◆ **The problem**:
Of all the lines in the material below, how many include the string "magazines"? Give the number only.

====== Task input

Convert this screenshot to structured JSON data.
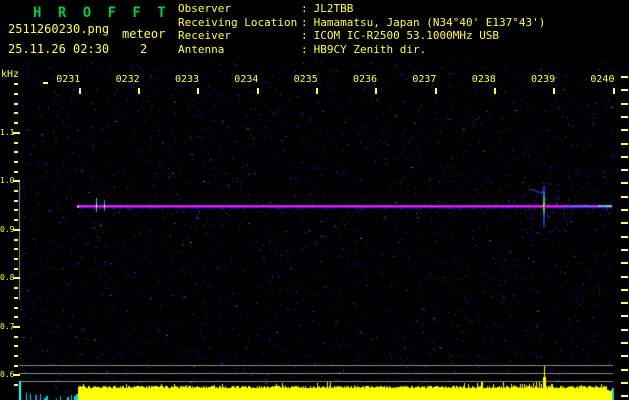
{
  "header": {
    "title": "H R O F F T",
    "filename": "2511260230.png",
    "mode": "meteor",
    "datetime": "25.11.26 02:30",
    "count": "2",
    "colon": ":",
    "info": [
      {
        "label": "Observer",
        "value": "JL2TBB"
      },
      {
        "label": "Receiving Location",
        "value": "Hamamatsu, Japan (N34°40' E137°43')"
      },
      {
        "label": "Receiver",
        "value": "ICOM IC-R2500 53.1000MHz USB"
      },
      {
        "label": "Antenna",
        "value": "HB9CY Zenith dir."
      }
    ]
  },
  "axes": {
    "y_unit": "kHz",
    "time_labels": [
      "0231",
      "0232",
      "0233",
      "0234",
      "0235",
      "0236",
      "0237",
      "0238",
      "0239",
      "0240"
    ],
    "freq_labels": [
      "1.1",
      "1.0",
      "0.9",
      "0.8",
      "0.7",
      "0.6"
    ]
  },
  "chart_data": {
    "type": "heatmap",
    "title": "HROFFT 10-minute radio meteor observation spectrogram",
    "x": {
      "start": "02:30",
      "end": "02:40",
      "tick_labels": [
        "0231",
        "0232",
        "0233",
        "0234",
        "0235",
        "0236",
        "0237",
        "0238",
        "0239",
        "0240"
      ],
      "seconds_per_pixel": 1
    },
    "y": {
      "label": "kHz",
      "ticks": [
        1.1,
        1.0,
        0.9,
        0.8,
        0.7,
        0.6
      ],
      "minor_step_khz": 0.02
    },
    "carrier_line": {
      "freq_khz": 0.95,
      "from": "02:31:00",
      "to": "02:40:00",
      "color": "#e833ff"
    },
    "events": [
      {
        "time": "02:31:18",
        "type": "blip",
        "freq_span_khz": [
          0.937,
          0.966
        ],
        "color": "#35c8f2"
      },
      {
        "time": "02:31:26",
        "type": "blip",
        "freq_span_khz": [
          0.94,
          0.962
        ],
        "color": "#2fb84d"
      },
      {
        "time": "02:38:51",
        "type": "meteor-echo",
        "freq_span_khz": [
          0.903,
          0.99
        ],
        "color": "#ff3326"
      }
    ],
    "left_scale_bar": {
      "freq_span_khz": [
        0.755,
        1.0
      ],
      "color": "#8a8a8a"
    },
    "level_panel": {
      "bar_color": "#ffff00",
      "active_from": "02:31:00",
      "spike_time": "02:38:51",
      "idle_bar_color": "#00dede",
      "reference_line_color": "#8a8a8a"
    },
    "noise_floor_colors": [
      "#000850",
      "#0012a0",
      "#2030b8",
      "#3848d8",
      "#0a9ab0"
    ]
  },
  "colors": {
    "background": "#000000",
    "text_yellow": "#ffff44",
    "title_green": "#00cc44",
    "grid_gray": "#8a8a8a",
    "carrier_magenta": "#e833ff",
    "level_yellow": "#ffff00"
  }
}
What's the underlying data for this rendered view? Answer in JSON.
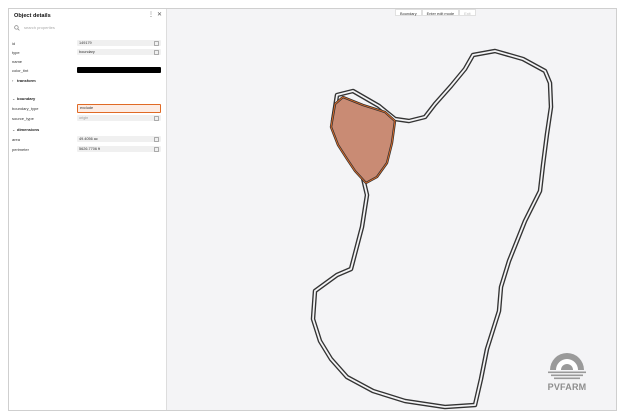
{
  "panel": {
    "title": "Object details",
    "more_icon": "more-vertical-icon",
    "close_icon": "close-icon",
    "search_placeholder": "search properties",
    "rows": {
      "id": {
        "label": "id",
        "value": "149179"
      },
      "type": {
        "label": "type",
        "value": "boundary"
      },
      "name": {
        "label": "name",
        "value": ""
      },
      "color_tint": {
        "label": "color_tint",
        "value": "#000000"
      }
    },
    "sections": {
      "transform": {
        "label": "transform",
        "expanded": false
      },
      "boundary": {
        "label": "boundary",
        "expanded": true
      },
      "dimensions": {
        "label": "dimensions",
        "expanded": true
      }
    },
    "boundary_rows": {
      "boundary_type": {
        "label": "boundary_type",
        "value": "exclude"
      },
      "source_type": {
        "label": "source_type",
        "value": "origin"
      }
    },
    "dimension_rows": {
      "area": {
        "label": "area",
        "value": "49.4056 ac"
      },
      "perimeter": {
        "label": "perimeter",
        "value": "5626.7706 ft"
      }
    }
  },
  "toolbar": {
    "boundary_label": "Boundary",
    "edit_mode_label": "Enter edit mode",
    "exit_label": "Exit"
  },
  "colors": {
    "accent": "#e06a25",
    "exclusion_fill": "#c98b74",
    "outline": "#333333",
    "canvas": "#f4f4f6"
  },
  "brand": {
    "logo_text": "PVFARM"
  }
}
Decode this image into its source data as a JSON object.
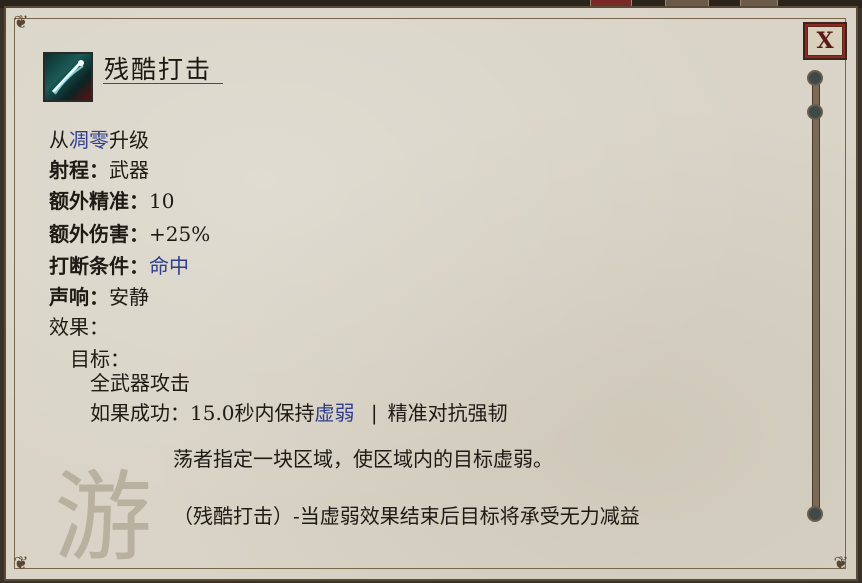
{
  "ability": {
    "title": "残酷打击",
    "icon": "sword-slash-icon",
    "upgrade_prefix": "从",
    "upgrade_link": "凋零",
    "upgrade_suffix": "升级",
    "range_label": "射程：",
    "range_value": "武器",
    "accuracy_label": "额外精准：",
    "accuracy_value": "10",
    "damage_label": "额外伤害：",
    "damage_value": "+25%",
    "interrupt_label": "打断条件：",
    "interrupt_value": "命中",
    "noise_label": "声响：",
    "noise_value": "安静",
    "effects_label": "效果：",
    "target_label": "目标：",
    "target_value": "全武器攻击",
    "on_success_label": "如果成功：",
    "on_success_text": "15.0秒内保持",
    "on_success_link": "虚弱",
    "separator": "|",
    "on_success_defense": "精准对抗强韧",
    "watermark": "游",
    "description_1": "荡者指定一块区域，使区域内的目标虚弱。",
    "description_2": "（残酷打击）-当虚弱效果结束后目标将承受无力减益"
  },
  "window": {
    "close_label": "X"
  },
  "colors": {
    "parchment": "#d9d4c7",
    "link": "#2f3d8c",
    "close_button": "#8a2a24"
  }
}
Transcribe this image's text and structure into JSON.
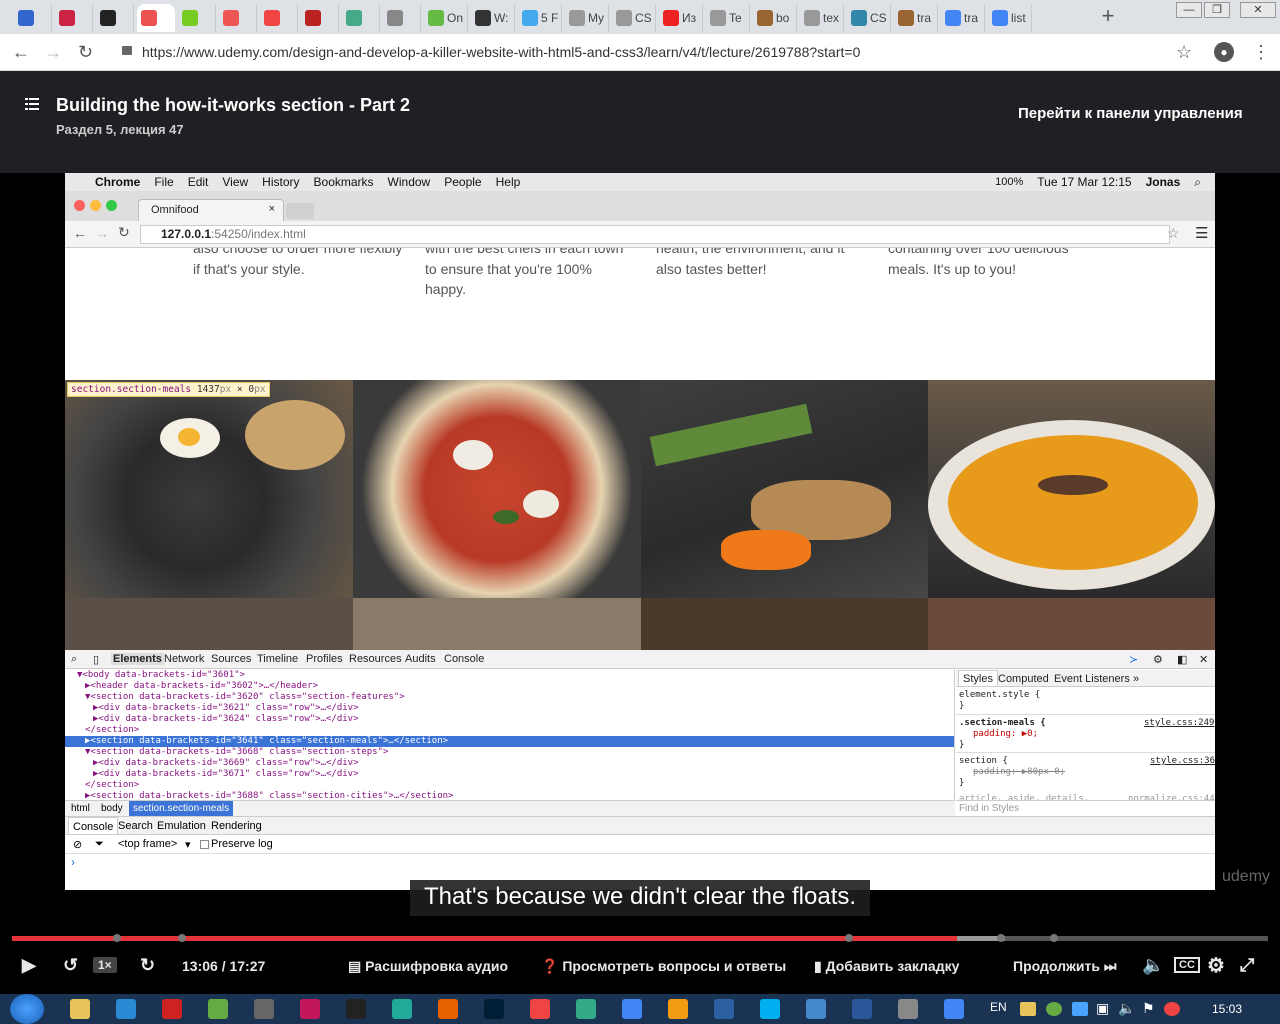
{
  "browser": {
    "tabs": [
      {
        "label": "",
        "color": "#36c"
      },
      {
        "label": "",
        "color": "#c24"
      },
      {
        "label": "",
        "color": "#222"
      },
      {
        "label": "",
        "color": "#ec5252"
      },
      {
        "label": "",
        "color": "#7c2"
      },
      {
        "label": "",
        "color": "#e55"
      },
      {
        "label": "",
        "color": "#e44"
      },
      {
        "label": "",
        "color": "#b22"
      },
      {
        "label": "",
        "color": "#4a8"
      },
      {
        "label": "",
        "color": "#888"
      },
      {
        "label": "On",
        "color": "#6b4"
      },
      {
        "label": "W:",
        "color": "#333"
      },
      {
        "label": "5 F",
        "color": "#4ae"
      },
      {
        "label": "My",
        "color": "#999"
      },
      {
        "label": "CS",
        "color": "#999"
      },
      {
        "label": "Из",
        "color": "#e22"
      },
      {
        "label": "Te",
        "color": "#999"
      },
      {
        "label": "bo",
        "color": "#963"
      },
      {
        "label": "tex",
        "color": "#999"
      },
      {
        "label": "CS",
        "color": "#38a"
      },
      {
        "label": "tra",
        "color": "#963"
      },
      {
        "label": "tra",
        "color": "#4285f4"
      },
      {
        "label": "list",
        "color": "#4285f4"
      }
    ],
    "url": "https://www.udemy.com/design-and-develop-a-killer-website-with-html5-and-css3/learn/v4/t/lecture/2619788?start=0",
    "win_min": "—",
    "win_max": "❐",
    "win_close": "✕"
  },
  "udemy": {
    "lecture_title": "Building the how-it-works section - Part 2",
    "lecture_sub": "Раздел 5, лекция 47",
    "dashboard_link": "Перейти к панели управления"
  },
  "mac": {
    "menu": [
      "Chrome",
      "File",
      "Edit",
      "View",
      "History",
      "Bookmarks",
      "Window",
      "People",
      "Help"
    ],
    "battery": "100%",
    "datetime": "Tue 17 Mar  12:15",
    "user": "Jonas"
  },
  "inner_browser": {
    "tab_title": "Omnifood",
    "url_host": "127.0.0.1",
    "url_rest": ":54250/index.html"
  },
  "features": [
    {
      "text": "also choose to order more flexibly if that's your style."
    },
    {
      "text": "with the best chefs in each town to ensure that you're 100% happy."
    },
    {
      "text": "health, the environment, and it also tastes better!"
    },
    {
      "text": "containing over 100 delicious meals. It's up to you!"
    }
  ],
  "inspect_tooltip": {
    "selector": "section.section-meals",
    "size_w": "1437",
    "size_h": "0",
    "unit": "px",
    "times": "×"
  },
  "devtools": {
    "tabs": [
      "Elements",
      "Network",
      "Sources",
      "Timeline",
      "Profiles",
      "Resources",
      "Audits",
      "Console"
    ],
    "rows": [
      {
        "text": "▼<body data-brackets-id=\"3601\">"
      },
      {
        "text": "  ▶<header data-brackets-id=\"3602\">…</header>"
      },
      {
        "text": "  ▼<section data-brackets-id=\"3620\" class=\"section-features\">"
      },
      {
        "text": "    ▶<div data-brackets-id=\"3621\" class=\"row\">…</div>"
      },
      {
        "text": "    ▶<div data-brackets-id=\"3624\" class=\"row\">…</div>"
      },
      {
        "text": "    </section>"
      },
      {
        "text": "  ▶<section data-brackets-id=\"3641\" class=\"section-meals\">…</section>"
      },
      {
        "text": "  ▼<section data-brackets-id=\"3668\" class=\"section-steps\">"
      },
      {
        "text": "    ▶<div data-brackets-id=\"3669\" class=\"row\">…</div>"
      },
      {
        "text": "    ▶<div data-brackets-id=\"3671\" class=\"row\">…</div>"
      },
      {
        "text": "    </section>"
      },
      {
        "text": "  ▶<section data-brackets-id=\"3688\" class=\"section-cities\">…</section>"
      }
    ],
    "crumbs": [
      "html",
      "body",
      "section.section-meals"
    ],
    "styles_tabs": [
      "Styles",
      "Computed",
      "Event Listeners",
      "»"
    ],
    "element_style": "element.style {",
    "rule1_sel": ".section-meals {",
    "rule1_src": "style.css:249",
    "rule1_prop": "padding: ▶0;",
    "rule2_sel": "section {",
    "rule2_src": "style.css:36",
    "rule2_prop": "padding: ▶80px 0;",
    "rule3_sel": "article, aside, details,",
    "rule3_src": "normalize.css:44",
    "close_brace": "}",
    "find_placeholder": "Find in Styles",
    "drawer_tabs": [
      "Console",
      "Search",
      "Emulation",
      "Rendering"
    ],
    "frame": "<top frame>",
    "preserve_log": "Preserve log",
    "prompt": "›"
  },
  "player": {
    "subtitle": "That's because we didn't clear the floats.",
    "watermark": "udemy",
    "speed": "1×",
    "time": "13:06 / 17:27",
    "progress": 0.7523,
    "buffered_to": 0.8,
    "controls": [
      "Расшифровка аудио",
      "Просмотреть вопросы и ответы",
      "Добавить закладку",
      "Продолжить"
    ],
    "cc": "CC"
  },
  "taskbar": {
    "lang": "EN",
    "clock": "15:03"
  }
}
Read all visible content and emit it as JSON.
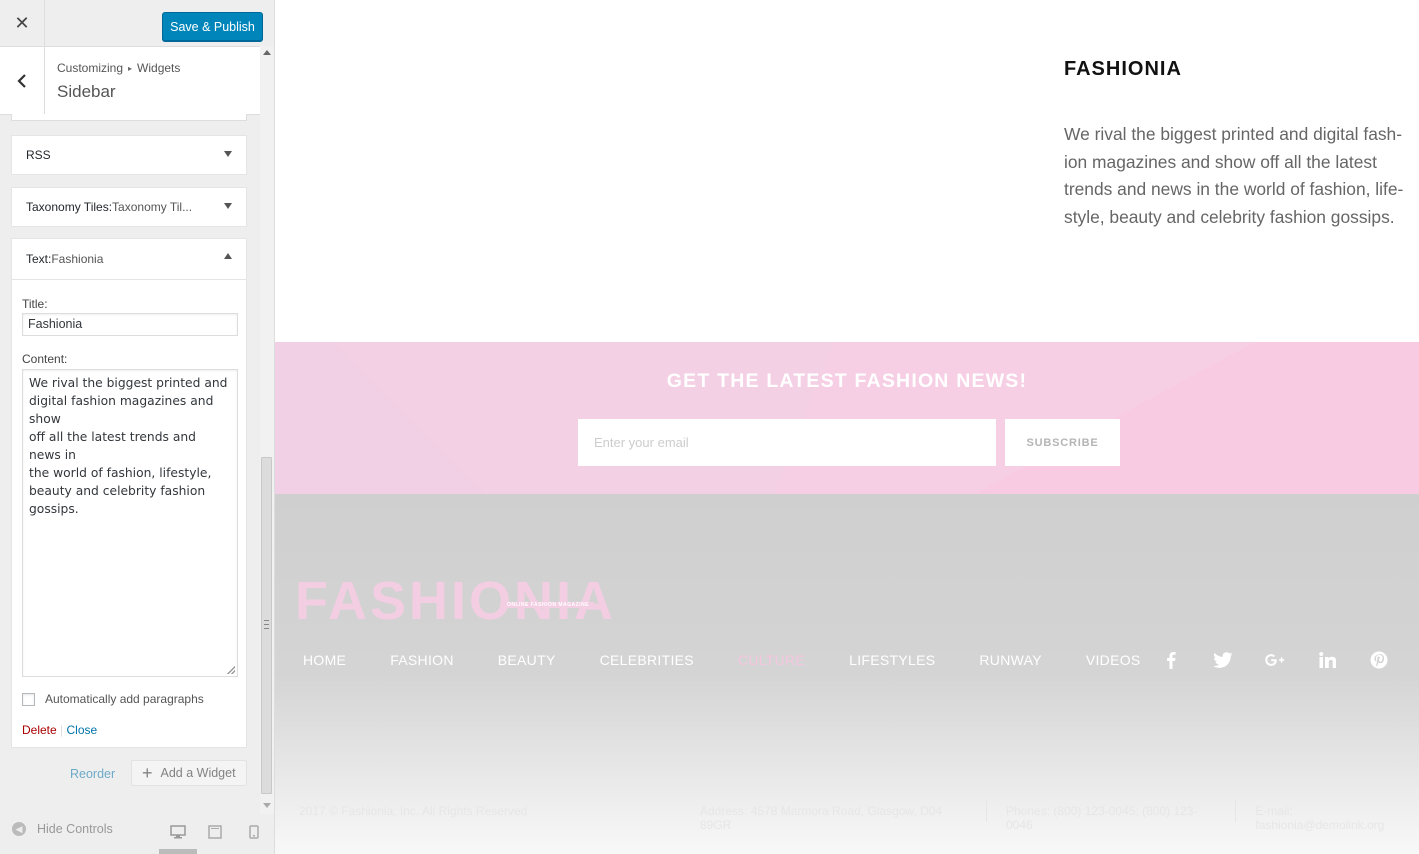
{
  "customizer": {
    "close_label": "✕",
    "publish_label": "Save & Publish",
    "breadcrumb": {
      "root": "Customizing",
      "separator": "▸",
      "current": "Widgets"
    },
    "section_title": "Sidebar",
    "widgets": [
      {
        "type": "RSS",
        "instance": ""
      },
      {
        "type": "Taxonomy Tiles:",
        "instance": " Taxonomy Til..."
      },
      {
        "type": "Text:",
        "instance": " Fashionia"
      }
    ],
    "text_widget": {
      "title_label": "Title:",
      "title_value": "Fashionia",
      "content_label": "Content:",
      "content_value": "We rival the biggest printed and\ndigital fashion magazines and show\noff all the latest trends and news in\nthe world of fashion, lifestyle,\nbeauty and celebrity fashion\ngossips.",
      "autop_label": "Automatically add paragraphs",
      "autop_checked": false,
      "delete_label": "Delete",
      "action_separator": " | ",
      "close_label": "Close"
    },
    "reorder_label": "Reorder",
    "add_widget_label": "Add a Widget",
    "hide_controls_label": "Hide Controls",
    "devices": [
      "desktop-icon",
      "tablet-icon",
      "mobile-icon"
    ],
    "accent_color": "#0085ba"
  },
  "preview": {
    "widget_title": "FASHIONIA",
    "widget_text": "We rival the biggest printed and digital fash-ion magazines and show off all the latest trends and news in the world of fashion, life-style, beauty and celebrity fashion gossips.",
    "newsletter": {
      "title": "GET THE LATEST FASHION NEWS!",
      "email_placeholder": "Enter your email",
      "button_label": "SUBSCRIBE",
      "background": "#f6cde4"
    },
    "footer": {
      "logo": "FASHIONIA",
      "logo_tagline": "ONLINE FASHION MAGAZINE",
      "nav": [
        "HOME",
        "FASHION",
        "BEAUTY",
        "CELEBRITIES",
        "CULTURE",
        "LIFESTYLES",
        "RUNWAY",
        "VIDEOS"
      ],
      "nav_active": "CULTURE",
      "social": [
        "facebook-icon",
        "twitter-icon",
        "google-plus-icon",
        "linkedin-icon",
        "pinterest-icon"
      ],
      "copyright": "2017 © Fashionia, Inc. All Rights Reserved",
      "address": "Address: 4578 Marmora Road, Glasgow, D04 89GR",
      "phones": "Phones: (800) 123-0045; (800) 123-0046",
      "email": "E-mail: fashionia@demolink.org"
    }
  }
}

============

◆ **Complete answer**:
2